Written instruction: Where a line holds "toner", copy it.

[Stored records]
* begin *

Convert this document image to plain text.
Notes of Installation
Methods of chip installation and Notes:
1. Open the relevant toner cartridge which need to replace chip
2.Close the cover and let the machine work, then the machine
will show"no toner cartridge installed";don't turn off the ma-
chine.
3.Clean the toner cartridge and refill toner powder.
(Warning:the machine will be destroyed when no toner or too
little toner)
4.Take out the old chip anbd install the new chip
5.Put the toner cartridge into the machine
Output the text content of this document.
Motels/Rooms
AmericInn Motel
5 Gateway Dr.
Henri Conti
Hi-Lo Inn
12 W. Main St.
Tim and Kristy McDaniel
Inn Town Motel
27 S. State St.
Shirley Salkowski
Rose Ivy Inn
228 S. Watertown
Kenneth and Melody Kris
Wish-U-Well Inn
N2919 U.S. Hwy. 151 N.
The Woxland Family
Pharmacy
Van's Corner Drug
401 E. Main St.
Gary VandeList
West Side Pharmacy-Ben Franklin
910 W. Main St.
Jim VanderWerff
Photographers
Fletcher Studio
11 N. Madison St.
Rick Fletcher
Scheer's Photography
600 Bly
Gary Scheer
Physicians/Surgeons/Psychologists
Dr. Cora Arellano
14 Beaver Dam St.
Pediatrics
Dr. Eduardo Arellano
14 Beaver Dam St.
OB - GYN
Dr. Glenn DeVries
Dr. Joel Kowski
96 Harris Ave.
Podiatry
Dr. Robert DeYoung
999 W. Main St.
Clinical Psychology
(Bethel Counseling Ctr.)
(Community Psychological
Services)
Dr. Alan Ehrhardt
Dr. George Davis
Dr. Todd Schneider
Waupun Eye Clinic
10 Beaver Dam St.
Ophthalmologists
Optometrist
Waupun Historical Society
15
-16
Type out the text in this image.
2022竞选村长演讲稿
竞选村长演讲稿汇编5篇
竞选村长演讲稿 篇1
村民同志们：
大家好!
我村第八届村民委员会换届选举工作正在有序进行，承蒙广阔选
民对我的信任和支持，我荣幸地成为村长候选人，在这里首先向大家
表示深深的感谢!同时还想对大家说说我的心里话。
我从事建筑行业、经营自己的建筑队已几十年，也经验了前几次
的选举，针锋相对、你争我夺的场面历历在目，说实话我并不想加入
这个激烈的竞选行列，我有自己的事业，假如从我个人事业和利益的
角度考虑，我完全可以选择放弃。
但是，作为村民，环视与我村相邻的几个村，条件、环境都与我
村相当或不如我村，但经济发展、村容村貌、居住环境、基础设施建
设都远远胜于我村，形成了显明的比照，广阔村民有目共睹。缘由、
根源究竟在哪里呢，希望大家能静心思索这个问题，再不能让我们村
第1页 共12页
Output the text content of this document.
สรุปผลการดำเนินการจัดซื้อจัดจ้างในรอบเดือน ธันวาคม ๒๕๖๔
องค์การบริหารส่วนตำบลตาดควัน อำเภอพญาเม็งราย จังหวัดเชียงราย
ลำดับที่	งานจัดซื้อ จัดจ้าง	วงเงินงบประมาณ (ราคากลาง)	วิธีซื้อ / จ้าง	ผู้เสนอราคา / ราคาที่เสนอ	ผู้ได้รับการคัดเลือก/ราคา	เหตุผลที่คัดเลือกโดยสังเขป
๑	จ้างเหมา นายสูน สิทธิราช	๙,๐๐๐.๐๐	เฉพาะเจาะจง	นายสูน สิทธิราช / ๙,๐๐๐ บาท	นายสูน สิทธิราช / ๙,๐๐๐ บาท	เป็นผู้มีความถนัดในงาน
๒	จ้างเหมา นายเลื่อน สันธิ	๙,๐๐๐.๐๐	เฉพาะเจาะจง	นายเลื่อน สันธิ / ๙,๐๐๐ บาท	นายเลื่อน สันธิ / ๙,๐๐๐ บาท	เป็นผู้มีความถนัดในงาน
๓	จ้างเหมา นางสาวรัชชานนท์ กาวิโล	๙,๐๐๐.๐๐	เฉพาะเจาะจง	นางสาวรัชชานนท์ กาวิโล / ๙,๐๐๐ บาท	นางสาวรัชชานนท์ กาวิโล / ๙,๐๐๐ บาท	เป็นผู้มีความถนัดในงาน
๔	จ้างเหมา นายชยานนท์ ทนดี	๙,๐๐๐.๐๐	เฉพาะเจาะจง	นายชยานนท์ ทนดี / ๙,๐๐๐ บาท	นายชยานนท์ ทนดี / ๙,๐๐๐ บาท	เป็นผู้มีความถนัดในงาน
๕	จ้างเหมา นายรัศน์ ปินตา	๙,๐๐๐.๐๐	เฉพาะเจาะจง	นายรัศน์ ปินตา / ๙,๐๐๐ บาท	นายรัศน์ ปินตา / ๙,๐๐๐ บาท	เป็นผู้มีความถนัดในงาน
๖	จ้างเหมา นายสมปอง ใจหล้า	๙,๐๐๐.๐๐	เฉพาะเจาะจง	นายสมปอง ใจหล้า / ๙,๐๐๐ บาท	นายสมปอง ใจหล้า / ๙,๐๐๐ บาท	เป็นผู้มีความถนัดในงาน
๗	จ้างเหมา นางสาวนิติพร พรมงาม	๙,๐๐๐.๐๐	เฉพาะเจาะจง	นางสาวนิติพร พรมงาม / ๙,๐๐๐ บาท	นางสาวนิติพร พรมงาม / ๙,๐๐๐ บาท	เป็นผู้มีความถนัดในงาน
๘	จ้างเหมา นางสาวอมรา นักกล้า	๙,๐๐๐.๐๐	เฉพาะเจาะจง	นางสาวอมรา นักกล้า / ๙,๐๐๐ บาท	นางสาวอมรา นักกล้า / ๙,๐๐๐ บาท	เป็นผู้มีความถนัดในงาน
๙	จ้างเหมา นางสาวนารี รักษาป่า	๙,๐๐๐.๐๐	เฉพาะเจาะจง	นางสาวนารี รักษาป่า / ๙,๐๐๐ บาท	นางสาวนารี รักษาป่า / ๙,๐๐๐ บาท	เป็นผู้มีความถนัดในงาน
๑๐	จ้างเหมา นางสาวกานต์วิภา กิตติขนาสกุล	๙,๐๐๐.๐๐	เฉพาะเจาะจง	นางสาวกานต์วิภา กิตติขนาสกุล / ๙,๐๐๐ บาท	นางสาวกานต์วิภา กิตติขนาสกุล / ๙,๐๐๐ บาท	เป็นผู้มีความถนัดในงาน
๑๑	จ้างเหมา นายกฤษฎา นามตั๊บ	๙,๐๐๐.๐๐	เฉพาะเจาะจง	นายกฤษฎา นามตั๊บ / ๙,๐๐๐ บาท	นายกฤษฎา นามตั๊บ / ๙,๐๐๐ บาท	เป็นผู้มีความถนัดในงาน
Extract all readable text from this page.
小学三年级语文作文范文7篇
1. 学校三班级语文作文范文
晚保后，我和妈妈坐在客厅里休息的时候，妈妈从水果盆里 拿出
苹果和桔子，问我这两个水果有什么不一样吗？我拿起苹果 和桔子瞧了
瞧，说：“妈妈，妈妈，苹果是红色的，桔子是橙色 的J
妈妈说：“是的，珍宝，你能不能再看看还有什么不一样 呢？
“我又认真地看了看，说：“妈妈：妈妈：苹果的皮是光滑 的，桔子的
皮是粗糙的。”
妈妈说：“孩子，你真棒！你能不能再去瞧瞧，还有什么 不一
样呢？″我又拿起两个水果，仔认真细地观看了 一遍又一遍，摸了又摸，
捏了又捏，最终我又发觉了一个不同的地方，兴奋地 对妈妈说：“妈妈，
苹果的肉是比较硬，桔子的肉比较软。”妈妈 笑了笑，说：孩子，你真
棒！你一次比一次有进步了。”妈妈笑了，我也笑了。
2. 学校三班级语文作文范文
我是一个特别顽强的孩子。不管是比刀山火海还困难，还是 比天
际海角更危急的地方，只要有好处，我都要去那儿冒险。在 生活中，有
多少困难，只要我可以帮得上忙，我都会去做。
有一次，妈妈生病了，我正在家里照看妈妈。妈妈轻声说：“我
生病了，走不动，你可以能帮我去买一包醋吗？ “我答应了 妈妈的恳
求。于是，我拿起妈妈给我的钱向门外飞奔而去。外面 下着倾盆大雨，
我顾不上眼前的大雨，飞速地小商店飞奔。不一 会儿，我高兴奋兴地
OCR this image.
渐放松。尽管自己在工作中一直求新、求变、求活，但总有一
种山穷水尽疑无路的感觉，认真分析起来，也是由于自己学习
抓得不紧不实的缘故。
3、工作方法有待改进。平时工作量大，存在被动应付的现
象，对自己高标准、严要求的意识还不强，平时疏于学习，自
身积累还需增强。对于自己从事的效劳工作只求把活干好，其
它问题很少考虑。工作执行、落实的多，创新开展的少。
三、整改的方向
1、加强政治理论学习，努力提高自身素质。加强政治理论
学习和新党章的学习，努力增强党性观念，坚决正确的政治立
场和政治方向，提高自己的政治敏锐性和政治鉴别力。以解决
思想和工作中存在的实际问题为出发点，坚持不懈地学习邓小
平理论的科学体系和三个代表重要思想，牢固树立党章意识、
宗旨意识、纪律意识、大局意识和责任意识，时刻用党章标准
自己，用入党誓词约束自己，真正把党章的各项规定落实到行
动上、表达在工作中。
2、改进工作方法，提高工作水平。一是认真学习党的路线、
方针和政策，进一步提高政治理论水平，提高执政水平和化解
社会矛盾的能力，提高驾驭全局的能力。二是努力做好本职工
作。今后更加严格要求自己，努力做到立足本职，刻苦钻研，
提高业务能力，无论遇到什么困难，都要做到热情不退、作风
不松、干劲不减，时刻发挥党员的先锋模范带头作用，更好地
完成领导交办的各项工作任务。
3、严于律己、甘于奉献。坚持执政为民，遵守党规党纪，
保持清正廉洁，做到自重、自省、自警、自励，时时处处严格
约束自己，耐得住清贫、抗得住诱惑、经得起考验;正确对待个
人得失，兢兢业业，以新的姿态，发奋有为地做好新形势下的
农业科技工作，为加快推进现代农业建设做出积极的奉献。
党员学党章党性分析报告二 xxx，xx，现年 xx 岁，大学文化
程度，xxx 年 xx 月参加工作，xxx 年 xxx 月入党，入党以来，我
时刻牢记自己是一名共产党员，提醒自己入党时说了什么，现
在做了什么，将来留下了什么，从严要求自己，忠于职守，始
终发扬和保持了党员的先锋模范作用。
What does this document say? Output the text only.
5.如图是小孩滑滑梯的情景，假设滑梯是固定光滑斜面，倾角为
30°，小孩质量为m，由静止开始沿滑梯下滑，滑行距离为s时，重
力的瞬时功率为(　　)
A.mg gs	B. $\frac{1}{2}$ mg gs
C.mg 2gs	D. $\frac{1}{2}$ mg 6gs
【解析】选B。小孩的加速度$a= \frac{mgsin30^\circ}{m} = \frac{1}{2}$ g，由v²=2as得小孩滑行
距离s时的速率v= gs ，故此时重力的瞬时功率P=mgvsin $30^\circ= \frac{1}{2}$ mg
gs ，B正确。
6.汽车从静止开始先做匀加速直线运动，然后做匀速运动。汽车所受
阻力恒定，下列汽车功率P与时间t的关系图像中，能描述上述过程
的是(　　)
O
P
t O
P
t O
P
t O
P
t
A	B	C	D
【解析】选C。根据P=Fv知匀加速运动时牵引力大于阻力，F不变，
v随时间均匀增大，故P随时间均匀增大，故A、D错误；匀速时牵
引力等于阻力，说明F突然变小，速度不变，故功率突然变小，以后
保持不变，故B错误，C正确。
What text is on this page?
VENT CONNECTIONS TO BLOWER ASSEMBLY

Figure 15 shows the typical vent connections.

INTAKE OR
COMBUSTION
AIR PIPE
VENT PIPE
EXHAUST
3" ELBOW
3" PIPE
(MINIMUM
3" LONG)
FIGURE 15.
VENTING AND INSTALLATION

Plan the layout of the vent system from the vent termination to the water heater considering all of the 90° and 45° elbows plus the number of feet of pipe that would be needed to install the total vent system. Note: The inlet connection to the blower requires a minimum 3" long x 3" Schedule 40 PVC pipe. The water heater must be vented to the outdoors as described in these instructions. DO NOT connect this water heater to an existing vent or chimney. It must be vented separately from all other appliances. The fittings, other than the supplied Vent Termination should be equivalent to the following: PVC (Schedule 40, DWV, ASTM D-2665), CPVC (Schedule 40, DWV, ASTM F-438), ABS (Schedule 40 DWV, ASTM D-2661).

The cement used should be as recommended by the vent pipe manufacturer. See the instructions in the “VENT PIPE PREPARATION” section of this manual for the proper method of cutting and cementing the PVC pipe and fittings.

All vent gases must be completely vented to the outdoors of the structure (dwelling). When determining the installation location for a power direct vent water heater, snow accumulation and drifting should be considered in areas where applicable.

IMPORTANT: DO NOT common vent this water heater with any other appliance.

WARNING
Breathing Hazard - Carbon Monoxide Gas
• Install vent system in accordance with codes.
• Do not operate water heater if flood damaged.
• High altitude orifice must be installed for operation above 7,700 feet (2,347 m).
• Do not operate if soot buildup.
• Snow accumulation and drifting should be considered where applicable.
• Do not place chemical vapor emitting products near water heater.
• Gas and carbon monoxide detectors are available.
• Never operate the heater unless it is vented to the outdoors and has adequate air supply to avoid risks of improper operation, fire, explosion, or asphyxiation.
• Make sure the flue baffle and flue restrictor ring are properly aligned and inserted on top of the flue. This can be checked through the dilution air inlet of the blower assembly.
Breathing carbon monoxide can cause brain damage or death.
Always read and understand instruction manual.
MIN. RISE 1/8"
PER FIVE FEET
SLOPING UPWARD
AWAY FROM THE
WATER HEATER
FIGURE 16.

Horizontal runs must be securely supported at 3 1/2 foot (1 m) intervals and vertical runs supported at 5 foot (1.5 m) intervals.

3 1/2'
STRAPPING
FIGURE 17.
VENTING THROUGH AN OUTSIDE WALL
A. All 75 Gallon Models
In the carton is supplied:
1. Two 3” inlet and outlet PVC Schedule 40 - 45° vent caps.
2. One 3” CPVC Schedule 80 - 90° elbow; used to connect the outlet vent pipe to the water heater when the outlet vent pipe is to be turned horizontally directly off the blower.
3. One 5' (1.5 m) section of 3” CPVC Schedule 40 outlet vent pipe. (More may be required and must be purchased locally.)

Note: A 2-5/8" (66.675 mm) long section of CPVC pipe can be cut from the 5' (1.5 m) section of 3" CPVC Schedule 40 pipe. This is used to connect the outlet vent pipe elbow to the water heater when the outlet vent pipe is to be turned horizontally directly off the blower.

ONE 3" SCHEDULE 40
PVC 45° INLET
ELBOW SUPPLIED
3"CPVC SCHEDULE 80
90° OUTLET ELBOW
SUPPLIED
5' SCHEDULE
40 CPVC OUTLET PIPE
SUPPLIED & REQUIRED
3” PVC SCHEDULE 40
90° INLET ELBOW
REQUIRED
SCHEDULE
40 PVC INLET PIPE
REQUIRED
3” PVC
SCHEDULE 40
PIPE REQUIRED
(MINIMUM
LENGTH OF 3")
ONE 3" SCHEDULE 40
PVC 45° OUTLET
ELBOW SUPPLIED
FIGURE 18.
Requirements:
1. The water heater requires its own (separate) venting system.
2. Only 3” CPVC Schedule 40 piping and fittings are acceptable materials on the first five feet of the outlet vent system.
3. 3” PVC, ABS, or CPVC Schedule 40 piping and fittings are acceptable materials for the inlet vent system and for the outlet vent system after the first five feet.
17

* end *

Task answer:
1. Open the relevant toner cartridge which need to replace chip
will show"no toner cartridge installed";don't turn off the ma-
3.Clean the toner cartridge and refill toner powder.
(Warning:the machine will be destroyed when no toner or too
little toner)
5.Put the toner cartridge into the machine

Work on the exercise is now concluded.